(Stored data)
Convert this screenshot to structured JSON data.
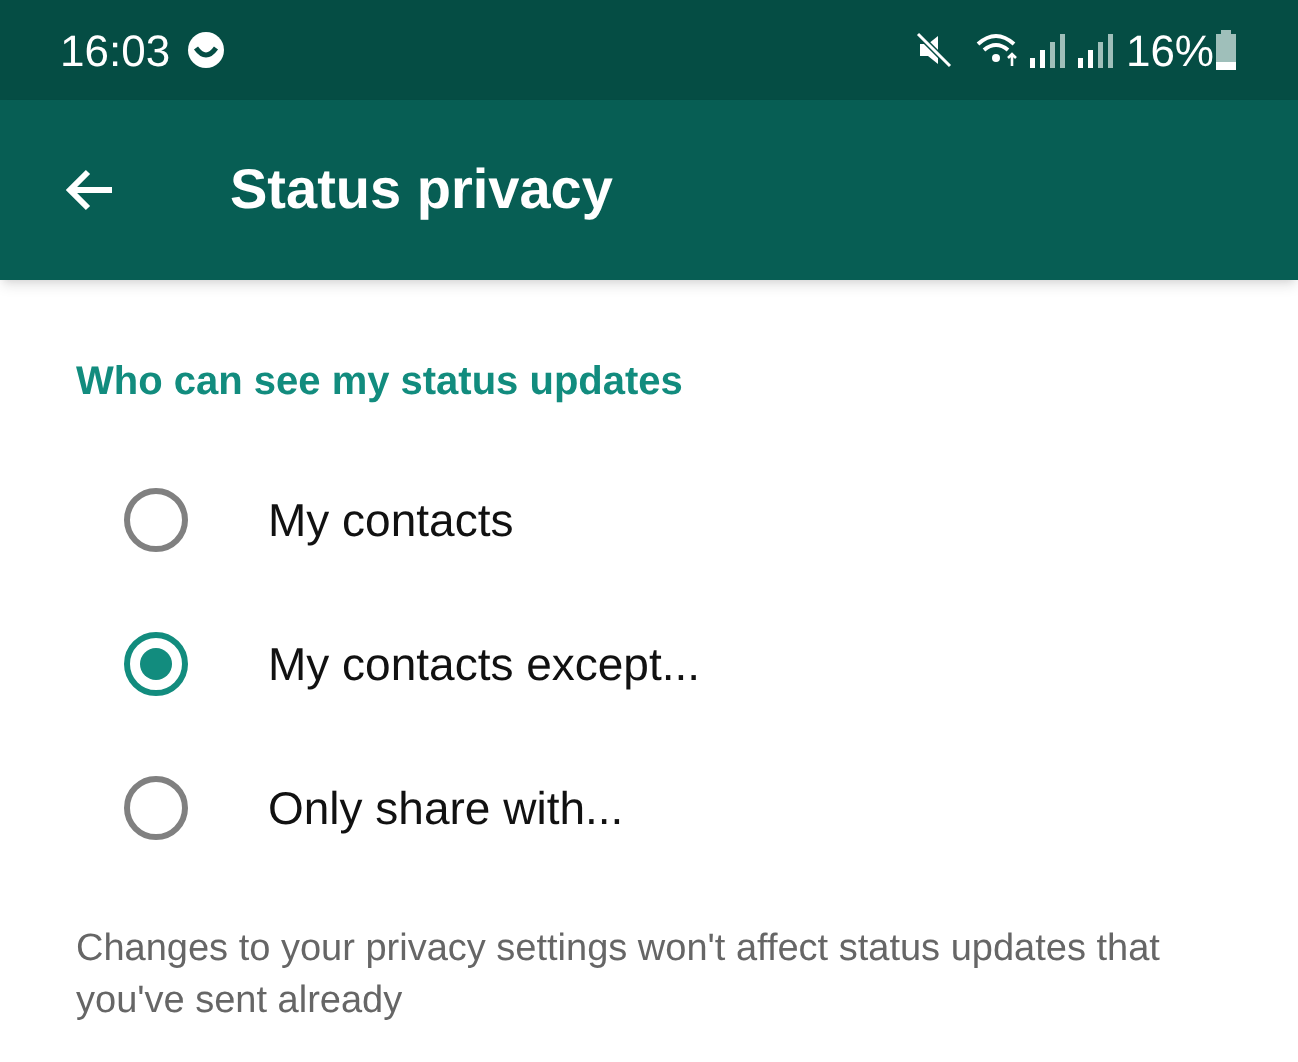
{
  "status_bar": {
    "time": "16:03",
    "battery_percent": "16%"
  },
  "app_bar": {
    "title": "Status privacy"
  },
  "section": {
    "heading": "Who can see my status updates",
    "options": [
      {
        "label": "My contacts",
        "selected": false
      },
      {
        "label": "My contacts except...",
        "selected": true
      },
      {
        "label": "Only share with...",
        "selected": false
      }
    ]
  },
  "footer_note": "Changes to your privacy settings won't affect status updates that you've sent already"
}
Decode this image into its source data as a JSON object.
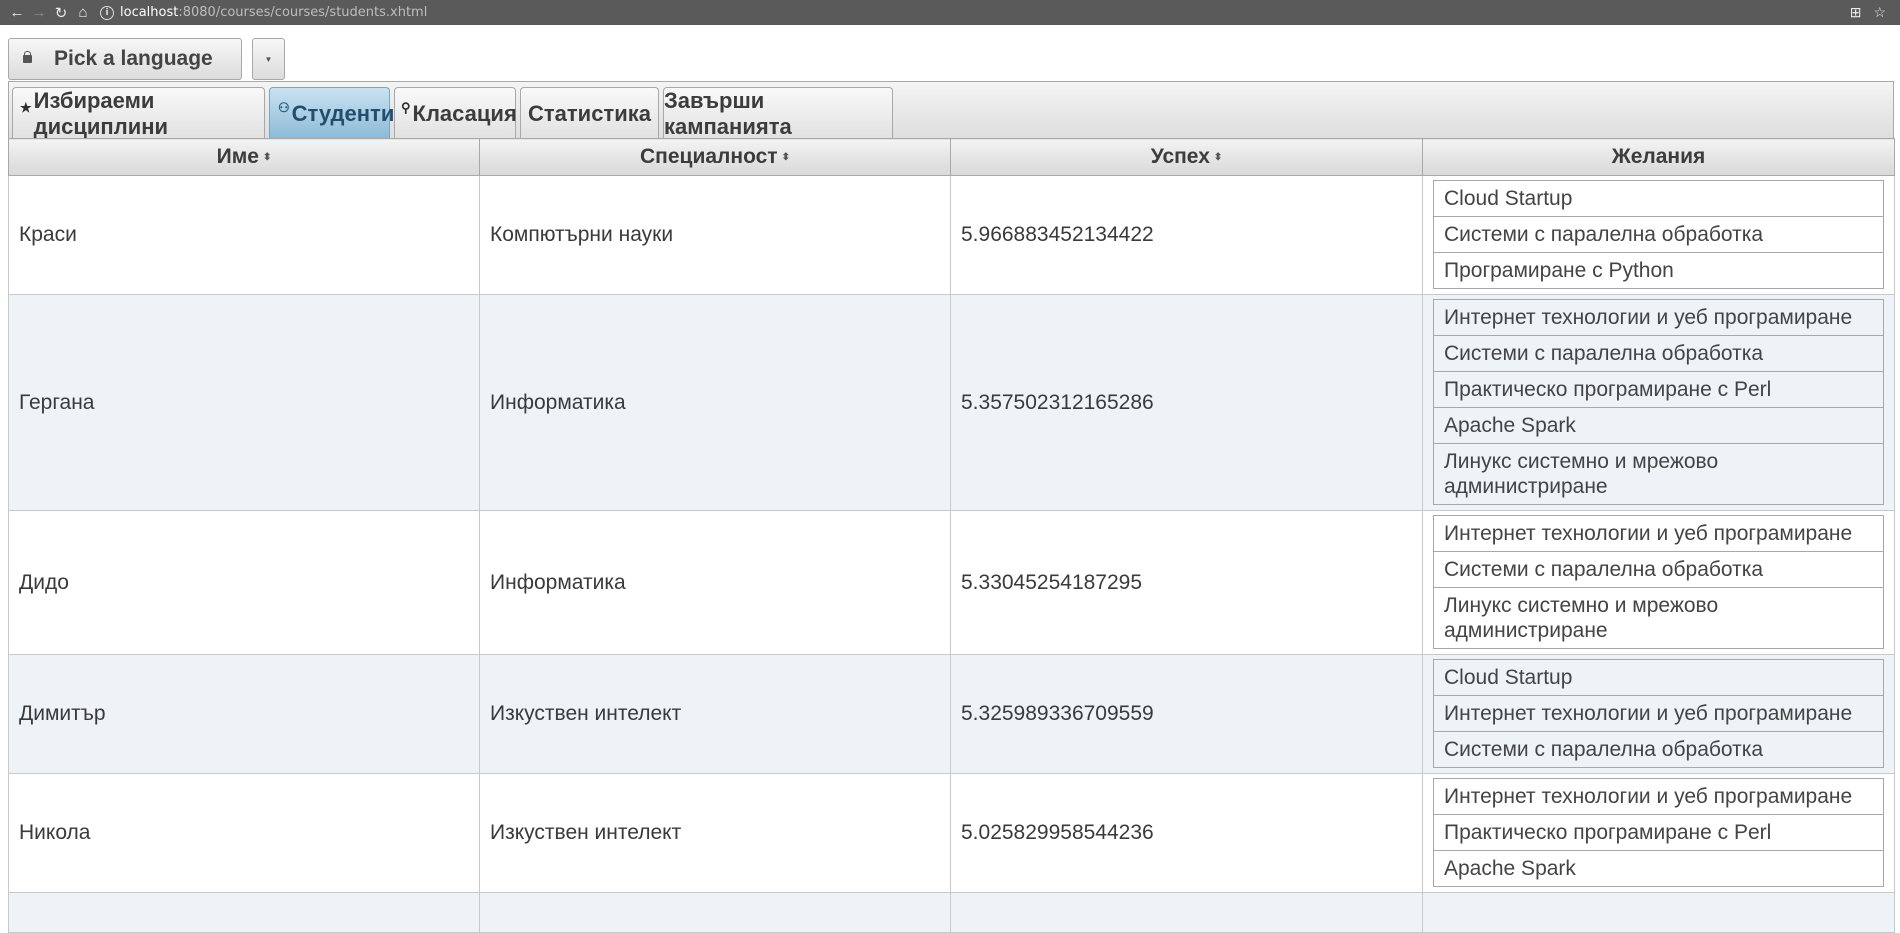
{
  "browser": {
    "url_host": "localhost",
    "url_rest": ":8080/courses/courses/students.xhtml"
  },
  "language_button": {
    "label": "Pick a language"
  },
  "tabs": [
    {
      "label": "Избираеми дисциплини",
      "icon": "star-icon",
      "glyph": "★"
    },
    {
      "label": "Студенти",
      "icon": "person-icon",
      "glyph": "⚲"
    },
    {
      "label": "Класация",
      "icon": "search-icon",
      "glyph": "⚲"
    },
    {
      "label": "Статистика"
    },
    {
      "label": "Завърши кампанията"
    }
  ],
  "table": {
    "headers": [
      "Име",
      "Специалност",
      "Успех",
      "Желания"
    ],
    "rows": [
      {
        "name": "Краси",
        "specialty": "Компютърни науки",
        "grade": "5.966883452134422",
        "wishes": [
          "Cloud Startup",
          "Системи с паралелна обработка",
          "Програмиране с Python"
        ]
      },
      {
        "name": "Гергана",
        "specialty": "Информатика",
        "grade": "5.357502312165286",
        "wishes": [
          "Интернет технологии и уеб програмиране",
          "Системи с паралелна обработка",
          "Практическо програмиране с Perl",
          "Apache Spark",
          "Линукс системно и мрежово администриране"
        ]
      },
      {
        "name": "Дидо",
        "specialty": "Информатика",
        "grade": "5.33045254187295",
        "wishes": [
          "Интернет технологии и уеб програмиране",
          "Системи с паралелна обработка",
          "Линукс системно и мрежово администриране"
        ]
      },
      {
        "name": "Димитър",
        "specialty": "Изкуствен интелект",
        "grade": "5.325989336709559",
        "wishes": [
          "Cloud Startup",
          "Интернет технологии и уеб програмиране",
          "Системи с паралелна обработка"
        ]
      },
      {
        "name": "Никола",
        "specialty": "Изкуствен интелект",
        "grade": "5.025829958544236",
        "wishes": [
          "Интернет технологии и уеб програмиране",
          "Практическо програмиране с Perl",
          "Apache Spark"
        ]
      }
    ]
  }
}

● PROBLEM TO SOLVE
Your copy of the data above should match it exactly, except that pictures are left out.

● ANSWER
Convert this screenshot to structured JSON data.
{
  "status_bar": {
    "time": "16:03",
    "battery_percent": "16%"
  },
  "app_bar": {
    "title": "Status privacy"
  },
  "section": {
    "heading": "Who can see my status updates",
    "options": [
      {
        "label": "My contacts",
        "selected": false
      },
      {
        "label": "My contacts except...",
        "selected": true
      },
      {
        "label": "Only share with...",
        "selected": false
      }
    ]
  },
  "footer_note": "Changes to your privacy settings won't affect status updates that you've sent already"
}
Decode this image into its source data as a JSON object.
{
  "browser": {
    "url_host": "localhost",
    "url_rest": ":8080/courses/courses/students.xhtml"
  },
  "language_button": {
    "label": "Pick a language"
  },
  "tabs": [
    {
      "label": "Избираеми дисциплини",
      "icon": "star-icon",
      "glyph": "★"
    },
    {
      "label": "Студенти",
      "icon": "person-icon",
      "glyph": "⚲"
    },
    {
      "label": "Класация",
      "icon": "search-icon",
      "glyph": "⚲"
    },
    {
      "label": "Статистика"
    },
    {
      "label": "Завърши кампанията"
    }
  ],
  "table": {
    "headers": [
      "Име",
      "Специалност",
      "Успех",
      "Желания"
    ],
    "rows": [
      {
        "name": "Краси",
        "specialty": "Компютърни науки",
        "grade": "5.966883452134422",
        "wishes": [
          "Cloud Startup",
          "Системи с паралелна обработка",
          "Програмиране с Python"
        ]
      },
      {
        "name": "Гергана",
        "specialty": "Информатика",
        "grade": "5.357502312165286",
        "wishes": [
          "Интернет технологии и уеб програмиране",
          "Системи с паралелна обработка",
          "Практическо програмиране с Perl",
          "Apache Spark",
          "Линукс системно и мрежово администриране"
        ]
      },
      {
        "name": "Дидо",
        "specialty": "Информатика",
        "grade": "5.33045254187295",
        "wishes": [
          "Интернет технологии и уеб програмиране",
          "Системи с паралелна обработка",
          "Линукс системно и мрежово администриране"
        ]
      },
      {
        "name": "Димитър",
        "specialty": "Изкуствен интелект",
        "grade": "5.325989336709559",
        "wishes": [
          "Cloud Startup",
          "Интернет технологии и уеб програмиране",
          "Системи с паралелна обработка"
        ]
      },
      {
        "name": "Никола",
        "specialty": "Изкуствен интелект",
        "grade": "5.025829958544236",
        "wishes": [
          "Интернет технологии и уеб програмиране",
          "Практическо програмиране с Perl",
          "Apache Spark"
        ]
      }
    ]
  }
}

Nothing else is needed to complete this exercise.